PROVIDED TEXT –
┌──

Georgia Tech students listen to presentations from ECE faculty members and Apple engineers during the NSI kickoff event in October. Image: Georgia Tech

A highlight of the program is that the tape-out course offers students the opportunity to not only design their own chip but also have it fabricated and tested for bugs. This allows them to gain experience in revising and troubleshooting in conditions similar to those found in the real world. Graduates of the computer architecture, circuit design, and hardware technology courses at ECE can go on to be integrated circuit design engineers, chip design engineers, and analog designers.

SEE: Apple’s M4 chip powers AI features in upcoming devices.

“There was a huge interest among the students,” said Raychowdhury. “In the first semester, they designed a RISC-V microprocessor with some accelerators — and realize that these are seniors. These are not grad students. These are senior undergraduate students.”

Those designs were manufactured on TSMC’s 65-nanometer process node and shipped back to the students. Then, the students could write test modules for their own chips.

“Apple ended up hiring a bunch of the students from this first inaugural class,” Raychowdhury added.

Training a workforce for tomorrow’s economy

The success of the initial tape-out class led to Apple getting even more involved in coordinating with the school to meet its workforce needs. Raychowdhury said the school has had similar arrangements with companies like Texas Instruments, GlobalFoundries, and Absolics.

Otherwise, “it’s very hard to find students who have that kind of expertise” in chip design, he said.

When companies have a hand in the curriculum, some of what would normally be on-the-job training could be done in the classroom. “That reduces the ramp-up time of the students when they join any of these companies,” Raychowdhury added.

Meanwhile, students will see that they are getting skills that lead directly to in-demand jobs.

They have the space to “figure out whether this is something that they’re really passionate about,” said Raychowdhury. “Even in this huge area of semiconductor jobs, what exactly are they interested in? Whether it’s a design, whether it’s working in the fab, whether it’s packaging, and so on.”

Research projects explore cutting-edge uses of AI

One of the components students build in the tape-out class is a RISC-V microprocessor with an accelerator. Designed to solve linear algebra problems faster, this accelerator could be students’ first step into the hot field of designing the hardware behind generative AI. Georgia Tech and Apple’s efforts don’t focus on generative AI unless they pursue it as a more advanced research project.

“There are some advanced research topics — they are not in a classroom setting yet — where students are actually pursuing ways to use AI, particularly language models, to design chips, including writing RTL,” Raychowdhury said. “That is one area which is growing in popularity.”

Georgia Tech’s Professor Sung-Kyu Lim is working on using AI to accelerate backend processes for chip design, such as layout generating and routing, to reduce the time to market. Some graduate students have the opportunity to work collaboratively on that project.

Providing the resources to cross the skills gap

At Georgia Tech, up-and-coming engineers can work with technologies similar to the advanced manufacturing and processing tools they would use in everyday life as a chip designer. Georgia Tech’s AI maker space, launched in collaboration with NVIDIA, gives students access to H100 and H200 GPUs. That, in turn, gives them more processing power to figure out difficult chip design problems.

Ultimately, the plan is to produce enough skilled workers to cross the skills gap. McKinsey found in 2024 that the number of people working in the semiconductor manufacturing workforce in the U.S. has dropped 43% from its peak in 2000. The country may need 88,000 semiconductor engineers by 2029, but only about 1,000 new technicians join the workforce yearly.

As Raychowdhury explained: “We need a lot more engineers who can work in the fab, who can work in design, who can work in testing.”

└──

DATASET RECORDS –
┌──

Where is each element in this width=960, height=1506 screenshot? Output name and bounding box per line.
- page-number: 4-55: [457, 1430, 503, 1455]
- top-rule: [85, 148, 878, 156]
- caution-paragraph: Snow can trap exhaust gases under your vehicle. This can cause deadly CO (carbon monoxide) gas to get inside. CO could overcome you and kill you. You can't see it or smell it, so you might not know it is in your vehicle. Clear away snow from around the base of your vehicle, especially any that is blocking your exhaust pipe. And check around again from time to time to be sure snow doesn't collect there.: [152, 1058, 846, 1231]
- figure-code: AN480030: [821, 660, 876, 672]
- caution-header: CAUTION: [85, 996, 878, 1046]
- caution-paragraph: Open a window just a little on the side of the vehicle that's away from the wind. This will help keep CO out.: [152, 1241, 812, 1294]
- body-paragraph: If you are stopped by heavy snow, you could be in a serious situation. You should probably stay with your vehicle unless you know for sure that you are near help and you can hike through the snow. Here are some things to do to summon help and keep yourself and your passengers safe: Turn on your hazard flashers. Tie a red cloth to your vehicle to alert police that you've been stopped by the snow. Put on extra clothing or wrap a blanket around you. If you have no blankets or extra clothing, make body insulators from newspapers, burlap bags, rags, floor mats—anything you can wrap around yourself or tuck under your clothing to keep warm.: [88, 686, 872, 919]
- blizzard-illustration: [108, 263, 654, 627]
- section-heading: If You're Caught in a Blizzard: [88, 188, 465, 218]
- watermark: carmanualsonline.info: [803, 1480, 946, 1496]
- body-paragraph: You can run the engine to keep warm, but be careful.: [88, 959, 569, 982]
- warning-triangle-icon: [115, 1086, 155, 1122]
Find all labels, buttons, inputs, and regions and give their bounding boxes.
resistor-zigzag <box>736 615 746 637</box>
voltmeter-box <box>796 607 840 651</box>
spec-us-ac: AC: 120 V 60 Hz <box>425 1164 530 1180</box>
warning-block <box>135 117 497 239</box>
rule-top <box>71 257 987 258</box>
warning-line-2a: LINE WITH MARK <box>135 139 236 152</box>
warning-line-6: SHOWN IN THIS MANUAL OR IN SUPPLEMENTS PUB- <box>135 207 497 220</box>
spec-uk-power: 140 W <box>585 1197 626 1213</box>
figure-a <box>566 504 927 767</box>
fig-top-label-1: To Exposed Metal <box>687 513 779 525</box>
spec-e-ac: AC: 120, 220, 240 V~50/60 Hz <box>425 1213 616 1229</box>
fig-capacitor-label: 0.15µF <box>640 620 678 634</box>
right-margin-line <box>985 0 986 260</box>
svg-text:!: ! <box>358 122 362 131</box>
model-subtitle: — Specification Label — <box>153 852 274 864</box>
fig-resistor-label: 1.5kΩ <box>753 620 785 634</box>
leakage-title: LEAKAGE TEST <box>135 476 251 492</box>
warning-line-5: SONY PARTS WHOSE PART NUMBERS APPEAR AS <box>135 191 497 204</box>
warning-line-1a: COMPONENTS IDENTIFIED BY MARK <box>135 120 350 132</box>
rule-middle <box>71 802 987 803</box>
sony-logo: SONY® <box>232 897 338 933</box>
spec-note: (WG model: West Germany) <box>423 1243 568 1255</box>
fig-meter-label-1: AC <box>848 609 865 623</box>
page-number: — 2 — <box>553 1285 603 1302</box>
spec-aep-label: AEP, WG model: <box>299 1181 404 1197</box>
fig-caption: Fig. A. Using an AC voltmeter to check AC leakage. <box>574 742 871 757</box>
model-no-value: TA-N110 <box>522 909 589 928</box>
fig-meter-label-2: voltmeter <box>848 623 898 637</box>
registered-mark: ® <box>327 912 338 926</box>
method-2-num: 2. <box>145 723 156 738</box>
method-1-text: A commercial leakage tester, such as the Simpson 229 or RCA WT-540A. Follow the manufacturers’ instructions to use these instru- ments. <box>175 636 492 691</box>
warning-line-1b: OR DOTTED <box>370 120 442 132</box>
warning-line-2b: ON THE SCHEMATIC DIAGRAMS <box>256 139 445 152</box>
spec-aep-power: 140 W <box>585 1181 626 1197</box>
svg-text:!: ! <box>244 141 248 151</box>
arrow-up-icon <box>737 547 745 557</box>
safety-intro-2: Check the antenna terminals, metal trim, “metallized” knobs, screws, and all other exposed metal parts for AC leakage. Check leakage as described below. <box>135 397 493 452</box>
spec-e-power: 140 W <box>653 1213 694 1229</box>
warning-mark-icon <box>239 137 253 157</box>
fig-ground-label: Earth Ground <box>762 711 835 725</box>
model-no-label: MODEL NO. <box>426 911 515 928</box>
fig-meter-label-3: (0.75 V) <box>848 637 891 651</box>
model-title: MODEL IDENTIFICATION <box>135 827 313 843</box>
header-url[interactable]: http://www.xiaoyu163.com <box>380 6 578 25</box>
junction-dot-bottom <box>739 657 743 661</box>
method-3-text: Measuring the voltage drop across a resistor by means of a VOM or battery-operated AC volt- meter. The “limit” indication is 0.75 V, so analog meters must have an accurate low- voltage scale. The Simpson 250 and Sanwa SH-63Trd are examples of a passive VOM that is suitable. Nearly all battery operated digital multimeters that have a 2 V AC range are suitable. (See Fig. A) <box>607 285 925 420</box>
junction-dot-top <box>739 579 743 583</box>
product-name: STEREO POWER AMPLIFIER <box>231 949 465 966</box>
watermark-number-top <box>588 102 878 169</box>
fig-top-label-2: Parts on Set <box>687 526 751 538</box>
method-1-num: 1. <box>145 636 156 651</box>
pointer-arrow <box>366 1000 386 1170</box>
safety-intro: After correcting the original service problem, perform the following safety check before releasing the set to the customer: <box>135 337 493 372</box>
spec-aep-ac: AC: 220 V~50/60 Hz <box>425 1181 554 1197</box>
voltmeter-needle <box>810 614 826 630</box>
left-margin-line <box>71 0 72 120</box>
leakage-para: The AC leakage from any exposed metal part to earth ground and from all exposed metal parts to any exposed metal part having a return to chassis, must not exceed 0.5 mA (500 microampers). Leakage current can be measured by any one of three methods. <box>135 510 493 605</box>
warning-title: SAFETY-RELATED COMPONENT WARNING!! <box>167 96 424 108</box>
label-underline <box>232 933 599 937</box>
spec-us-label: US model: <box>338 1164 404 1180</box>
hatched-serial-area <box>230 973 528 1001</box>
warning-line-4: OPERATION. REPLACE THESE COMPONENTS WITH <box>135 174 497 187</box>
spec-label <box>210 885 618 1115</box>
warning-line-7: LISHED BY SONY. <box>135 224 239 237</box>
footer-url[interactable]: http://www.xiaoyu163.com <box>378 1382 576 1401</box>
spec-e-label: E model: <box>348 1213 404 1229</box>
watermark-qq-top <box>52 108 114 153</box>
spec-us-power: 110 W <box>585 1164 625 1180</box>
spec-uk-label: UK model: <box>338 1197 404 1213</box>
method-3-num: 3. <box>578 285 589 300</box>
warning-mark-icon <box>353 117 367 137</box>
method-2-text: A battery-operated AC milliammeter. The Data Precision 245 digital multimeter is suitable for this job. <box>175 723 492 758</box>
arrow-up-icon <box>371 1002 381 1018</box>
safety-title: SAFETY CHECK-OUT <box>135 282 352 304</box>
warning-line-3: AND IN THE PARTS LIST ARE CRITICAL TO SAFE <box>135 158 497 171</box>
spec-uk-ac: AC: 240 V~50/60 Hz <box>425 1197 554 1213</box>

└──

Transcribe the part of the article on Georgia Tech's chip design program starting at "Those designs were" and ending at "GlobalFoundries, and Absolics.". The records can be set aside; only the article on Georgia Tech's chip design program is needed here.

Those designs were manufactured on TSMC’s 65-nanometer process node and shipped back to the students. Then, the students could write test modules for their own chips.

“Apple ended up hiring a bunch of the students from this first inaugural class,” Raychowdhury added.

Training a workforce for tomorrow’s economy

The success of the initial tape-out class led to Apple getting even more involved in coordinating with the school to meet its workforce needs. Raychowdhury said the school has had similar arrangements with companies like Texas Instruments, GlobalFoundries, and Absolics.